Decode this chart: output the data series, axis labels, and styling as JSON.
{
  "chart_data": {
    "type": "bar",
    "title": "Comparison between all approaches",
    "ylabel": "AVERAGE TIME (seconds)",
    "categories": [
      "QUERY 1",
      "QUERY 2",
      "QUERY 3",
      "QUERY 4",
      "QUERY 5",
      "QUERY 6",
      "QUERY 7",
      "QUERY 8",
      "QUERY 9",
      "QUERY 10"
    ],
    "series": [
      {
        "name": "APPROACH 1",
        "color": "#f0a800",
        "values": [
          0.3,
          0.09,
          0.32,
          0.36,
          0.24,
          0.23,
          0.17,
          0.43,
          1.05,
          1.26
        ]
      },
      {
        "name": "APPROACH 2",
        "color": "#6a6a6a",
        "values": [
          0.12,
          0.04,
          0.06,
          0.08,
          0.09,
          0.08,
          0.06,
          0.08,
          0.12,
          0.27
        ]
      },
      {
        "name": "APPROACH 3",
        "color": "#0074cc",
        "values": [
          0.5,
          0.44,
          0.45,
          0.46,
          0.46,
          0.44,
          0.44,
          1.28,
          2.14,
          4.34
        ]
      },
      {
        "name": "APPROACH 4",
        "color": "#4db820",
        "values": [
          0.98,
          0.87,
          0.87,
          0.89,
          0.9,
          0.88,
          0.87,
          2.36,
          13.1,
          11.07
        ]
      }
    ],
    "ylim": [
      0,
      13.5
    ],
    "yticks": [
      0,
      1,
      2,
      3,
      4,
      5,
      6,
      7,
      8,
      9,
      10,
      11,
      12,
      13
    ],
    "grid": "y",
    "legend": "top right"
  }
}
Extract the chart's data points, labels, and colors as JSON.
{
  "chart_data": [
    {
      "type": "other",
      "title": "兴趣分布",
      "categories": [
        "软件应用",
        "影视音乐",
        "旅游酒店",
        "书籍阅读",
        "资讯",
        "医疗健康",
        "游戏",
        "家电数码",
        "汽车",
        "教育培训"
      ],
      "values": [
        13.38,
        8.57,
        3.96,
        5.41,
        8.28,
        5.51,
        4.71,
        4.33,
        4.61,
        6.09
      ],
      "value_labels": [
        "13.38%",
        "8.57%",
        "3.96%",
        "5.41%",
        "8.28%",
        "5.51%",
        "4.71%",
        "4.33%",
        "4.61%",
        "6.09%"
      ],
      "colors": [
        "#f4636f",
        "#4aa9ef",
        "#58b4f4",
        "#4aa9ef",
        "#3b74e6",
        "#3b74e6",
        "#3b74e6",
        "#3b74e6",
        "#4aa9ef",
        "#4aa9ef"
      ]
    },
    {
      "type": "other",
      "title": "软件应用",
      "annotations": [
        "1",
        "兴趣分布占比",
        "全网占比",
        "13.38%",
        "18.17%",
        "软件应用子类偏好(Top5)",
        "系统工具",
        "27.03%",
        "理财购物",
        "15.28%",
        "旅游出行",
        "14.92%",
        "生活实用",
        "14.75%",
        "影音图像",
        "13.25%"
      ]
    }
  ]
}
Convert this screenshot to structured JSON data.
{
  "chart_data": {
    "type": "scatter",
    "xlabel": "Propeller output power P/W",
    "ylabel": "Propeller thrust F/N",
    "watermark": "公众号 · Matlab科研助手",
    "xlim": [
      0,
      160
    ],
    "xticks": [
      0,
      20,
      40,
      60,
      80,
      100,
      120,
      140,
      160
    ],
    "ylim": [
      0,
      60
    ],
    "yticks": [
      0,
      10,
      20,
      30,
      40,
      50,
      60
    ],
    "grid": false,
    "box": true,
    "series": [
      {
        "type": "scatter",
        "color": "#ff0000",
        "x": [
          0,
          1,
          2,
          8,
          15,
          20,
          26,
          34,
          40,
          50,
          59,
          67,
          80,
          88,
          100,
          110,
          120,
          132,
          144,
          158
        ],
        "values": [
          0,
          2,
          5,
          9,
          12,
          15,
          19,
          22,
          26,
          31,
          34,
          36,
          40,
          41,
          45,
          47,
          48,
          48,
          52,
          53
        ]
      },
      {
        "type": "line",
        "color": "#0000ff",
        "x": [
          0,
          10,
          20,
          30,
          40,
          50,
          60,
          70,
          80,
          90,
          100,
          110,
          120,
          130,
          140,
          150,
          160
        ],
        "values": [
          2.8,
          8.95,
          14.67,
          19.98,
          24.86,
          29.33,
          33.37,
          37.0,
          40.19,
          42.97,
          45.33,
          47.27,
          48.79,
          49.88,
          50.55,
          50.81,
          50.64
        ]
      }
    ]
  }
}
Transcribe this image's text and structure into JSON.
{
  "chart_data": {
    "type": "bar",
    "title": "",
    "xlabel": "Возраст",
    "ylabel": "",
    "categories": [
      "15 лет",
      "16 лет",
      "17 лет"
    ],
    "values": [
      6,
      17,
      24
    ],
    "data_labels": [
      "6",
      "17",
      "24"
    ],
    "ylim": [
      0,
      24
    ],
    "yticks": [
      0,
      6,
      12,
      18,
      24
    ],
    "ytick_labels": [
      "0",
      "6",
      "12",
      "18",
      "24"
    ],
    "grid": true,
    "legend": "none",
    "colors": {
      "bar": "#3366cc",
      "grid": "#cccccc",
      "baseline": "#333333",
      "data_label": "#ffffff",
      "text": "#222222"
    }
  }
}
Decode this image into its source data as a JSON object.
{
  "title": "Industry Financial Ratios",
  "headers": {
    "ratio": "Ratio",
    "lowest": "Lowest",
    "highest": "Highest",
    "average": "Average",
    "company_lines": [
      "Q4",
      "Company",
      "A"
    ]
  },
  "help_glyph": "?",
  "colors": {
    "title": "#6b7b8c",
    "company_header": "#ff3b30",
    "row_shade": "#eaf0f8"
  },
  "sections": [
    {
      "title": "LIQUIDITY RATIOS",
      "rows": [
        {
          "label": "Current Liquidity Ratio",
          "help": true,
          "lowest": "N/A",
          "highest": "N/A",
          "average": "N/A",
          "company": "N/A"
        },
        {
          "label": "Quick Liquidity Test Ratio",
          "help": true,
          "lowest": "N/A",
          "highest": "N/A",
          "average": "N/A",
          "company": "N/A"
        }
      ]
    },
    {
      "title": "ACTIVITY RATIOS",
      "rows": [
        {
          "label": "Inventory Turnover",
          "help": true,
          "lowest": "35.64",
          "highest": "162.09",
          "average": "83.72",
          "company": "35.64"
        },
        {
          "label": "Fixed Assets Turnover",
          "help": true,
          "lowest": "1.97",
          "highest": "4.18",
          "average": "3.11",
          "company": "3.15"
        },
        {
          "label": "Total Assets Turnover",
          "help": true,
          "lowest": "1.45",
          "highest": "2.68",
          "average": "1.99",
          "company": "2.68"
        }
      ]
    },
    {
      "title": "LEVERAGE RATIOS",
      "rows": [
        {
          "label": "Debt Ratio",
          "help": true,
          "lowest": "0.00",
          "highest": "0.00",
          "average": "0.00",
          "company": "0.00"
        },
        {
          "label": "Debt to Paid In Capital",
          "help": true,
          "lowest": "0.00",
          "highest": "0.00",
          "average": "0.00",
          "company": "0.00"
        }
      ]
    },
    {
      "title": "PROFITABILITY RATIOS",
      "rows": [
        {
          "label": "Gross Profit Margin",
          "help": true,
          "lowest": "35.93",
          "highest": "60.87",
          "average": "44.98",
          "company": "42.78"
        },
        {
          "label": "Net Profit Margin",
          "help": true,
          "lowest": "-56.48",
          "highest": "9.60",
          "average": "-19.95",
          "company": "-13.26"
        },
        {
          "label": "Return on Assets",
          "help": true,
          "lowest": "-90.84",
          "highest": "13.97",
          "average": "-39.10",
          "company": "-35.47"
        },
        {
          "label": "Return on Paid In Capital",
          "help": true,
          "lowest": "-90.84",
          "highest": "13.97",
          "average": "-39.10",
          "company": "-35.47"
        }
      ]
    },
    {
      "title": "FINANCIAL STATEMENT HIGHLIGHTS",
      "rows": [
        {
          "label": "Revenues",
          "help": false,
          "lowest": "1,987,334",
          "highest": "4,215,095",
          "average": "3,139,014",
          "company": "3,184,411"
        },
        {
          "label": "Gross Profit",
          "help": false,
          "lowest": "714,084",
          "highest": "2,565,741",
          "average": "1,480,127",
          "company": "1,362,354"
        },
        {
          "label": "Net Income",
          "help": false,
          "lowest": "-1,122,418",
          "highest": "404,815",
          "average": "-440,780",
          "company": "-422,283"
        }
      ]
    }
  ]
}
_ _ _ _ _ _ _
Go through the records and pull out each line that includes the word "type".

**Exercise response**
    "type": "bar",
      "type": "other",
      "type": "other",
    "type": "scatter",
        "type": "scatter",
        "type": "line",
    "type": "bar",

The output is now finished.